Your task is to transcribe the records exactly, skipping every image.

+===+

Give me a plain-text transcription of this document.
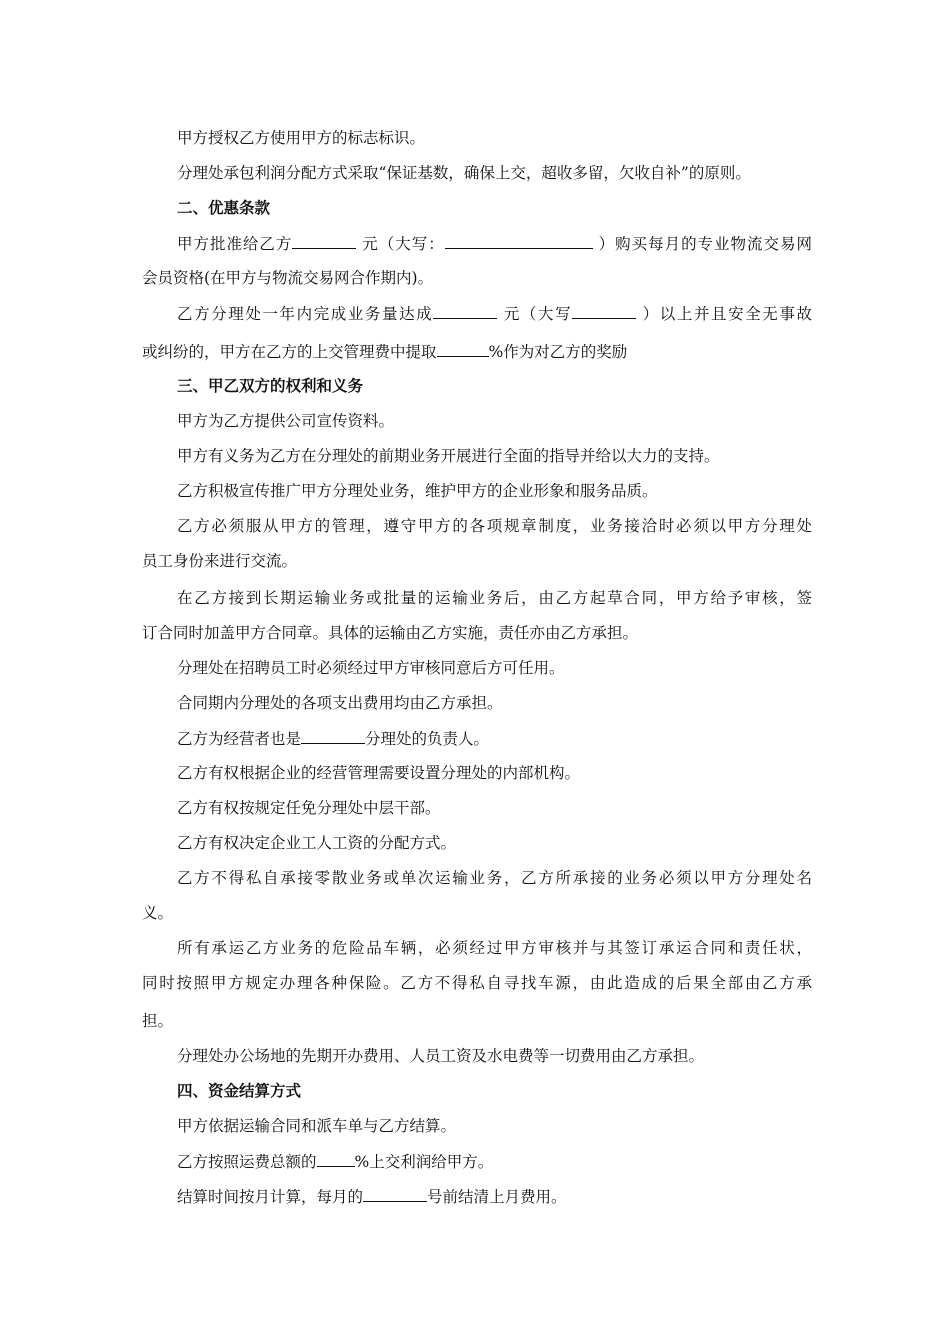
甲方授权乙方使用甲方的标志标识。
分理处承包利润分配方式采取“保证基数，确保上交，超收多留，欠收自补”的原则。
二、优惠条款
甲方批准给乙方	元（大写：	）购买每月的专业物流交易网
会员资格(在甲方与物流交易网合作期内)。
乙方分理处一年内完成业务量达成	元（大写	）以上并且安全无事故
或纠纷的，甲方在乙方的上交管理费中提取	%作为对乙方的奖励
三、甲乙双方的权利和义务
甲方为乙方提供公司宣传资料。
甲方有义务为乙方在分理处的前期业务开展进行全面的指导并给以大力的支持。
乙方积极宣传推广甲方分理处业务，维护甲方的企业形象和服务品质。
乙方必须服从甲方的管理，遵守甲方的各项规章制度，业务接洽时必须以甲方分理处
员工身份来进行交流。
在乙方接到长期运输业务或批量的运输业务后，由乙方起草合同，甲方给予审核，签
订合同时加盖甲方合同章。具体的运输由乙方实施，责任亦由乙方承担。
分理处在招聘员工时必须经过甲方审核同意后方可任用。
合同期内分理处的各项支出费用均由乙方承担。
乙方为经营者也是	分理处的负责人。
乙方有权根据企业的经营管理需要设置分理处的内部机构。
乙方有权按规定任免分理处中层干部。
乙方有权决定企业工人工资的分配方式。
乙方不得私自承接零散业务或单次运输业务，乙方所承接的业务必须以甲方分理处名
义。
所有承运乙方业务的危险品车辆，必须经过甲方审核并与其签订承运合同和责任状，
同时按照甲方规定办理各种保险。乙方不得私自寻找车源，由此造成的后果全部由乙方承
担。
分理处办公场地的先期开办费用、人员工资及水电费等一切费用由乙方承担。
四、资金结算方式
甲方依据运输合同和派车单与乙方结算。
乙方按照运费总额的 %上交利润给甲方。
结算时间按月计算，每月的	号前结清上月费用。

+===+

→ RESPONSE FOR THIS EXERCISE
Give me a plain-text transcription of this document.
甲方授权乙方使用甲方的标志标识。
分理处承包利润分配方式采取“保证基数，确保上交，超收多留，欠收自补”的原则。
二、优惠条款
甲方批准给乙方	元（大写：	）购买每月的专业物流交易网
会员资格(在甲方与物流交易网合作期内)。
乙方分理处一年内完成业务量达成	元（大写	）以上并且安全无事故
或纠纷的，甲方在乙方的上交管理费中提取	%作为对乙方的奖励
三、甲乙双方的权利和义务
甲方为乙方提供公司宣传资料。
甲方有义务为乙方在分理处的前期业务开展进行全面的指导并给以大力的支持。
乙方积极宣传推广甲方分理处业务，维护甲方的企业形象和服务品质。
乙方必须服从甲方的管理，遵守甲方的各项规章制度，业务接洽时必须以甲方分理处
员工身份来进行交流。
在乙方接到长期运输业务或批量的运输业务后，由乙方起草合同，甲方给予审核，签
订合同时加盖甲方合同章。具体的运输由乙方实施，责任亦由乙方承担。
分理处在招聘员工时必须经过甲方审核同意后方可任用。
合同期内分理处的各项支出费用均由乙方承担。
乙方为经营者也是	分理处的负责人。
乙方有权根据企业的经营管理需要设置分理处的内部机构。
乙方有权按规定任免分理处中层干部。
乙方有权决定企业工人工资的分配方式。
乙方不得私自承接零散业务或单次运输业务，乙方所承接的业务必须以甲方分理处名
义。
所有承运乙方业务的危险品车辆，必须经过甲方审核并与其签订承运合同和责任状，
同时按照甲方规定办理各种保险。乙方不得私自寻找车源，由此造成的后果全部由乙方承
担。
分理处办公场地的先期开办费用、人员工资及水电费等一切费用由乙方承担。
四、资金结算方式
甲方依据运输合同和派车单与乙方结算。
乙方按照运费总额的 %上交利润给甲方。
结算时间按月计算，每月的	号前结清上月费用。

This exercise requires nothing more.